Your task: Extract the complete listing and output it unchanged.

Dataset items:
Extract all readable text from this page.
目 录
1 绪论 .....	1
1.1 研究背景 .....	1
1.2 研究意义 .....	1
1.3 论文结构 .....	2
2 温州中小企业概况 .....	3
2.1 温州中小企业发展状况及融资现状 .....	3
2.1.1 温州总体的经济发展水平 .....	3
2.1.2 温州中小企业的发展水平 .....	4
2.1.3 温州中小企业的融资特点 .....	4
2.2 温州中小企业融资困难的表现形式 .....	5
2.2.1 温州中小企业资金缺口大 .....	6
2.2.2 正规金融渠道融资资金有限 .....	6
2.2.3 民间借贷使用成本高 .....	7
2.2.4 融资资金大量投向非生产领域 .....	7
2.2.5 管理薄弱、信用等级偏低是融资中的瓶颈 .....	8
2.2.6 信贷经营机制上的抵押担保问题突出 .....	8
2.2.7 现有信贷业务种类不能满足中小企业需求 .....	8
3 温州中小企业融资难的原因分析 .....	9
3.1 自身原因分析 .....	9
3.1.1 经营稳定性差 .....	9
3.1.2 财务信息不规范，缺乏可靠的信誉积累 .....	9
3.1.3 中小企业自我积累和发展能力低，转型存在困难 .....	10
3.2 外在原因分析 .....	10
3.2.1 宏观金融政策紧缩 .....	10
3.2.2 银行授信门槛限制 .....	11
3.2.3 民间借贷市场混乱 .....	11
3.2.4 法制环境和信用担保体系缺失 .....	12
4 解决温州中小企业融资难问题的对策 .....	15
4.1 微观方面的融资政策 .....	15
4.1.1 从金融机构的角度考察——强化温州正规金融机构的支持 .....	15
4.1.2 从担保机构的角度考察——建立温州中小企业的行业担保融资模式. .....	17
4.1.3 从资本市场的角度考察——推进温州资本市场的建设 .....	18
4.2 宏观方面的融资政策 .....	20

Written solution:
Extract all readable text from this page.
目 录
1 绪论 .....	1
1.1 研究背景 .....	1
1.2 研究意义 .....	1
1.3 论文结构 .....	2
2 温州中小企业概况 .....	3
2.1 温州中小企业发展状况及融资现状 .....	3
2.1.1 温州总体的经济发展水平 .....	3
2.1.2 温州中小企业的发展水平 .....	4
2.1.3 温州中小企业的融资特点 .....	4
2.2 温州中小企业融资困难的表现形式 .....	5
2.2.1 温州中小企业资金缺口大 .....	6
2.2.2 正规金融渠道融资资金有限 .....	6
2.2.3 民间借贷使用成本高 .....	7
2.2.4 融资资金大量投向非生产领域 .....	7
2.2.5 管理薄弱、信用等级偏低是融资中的瓶颈 .....	8
2.2.6 信贷经营机制上的抵押担保问题突出 .....	8
2.2.7 现有信贷业务种类不能满足中小企业需求 .....	8
3 温州中小企业融资难的原因分析 .....	9
3.1 自身原因分析 .....	9
3.1.1 经营稳定性差 .....	9
3.1.2 财务信息不规范，缺乏可靠的信誉积累 .....	9
3.1.3 中小企业自我积累和发展能力低，转型存在困难 .....	10
3.2 外在原因分析 .....	10
3.2.1 宏观金融政策紧缩 .....	10
3.2.2 银行授信门槛限制 .....	11
3.2.3 民间借贷市场混乱 .....	11
3.2.4 法制环境和信用担保体系缺失 .....	12
4 解决温州中小企业融资难问题的对策 .....	15
4.1 微观方面的融资政策 .....	15
4.1.1 从金融机构的角度考察——强化温州正规金融机构的支持 .....	15
4.1.2 从担保机构的角度考察——建立温州中小企业的行业担保融资模式. .....	17
4.1.3 从资本市场的角度考察——推进温州资本市场的建设 .....	18
4.2 宏观方面的融资政策 .....	20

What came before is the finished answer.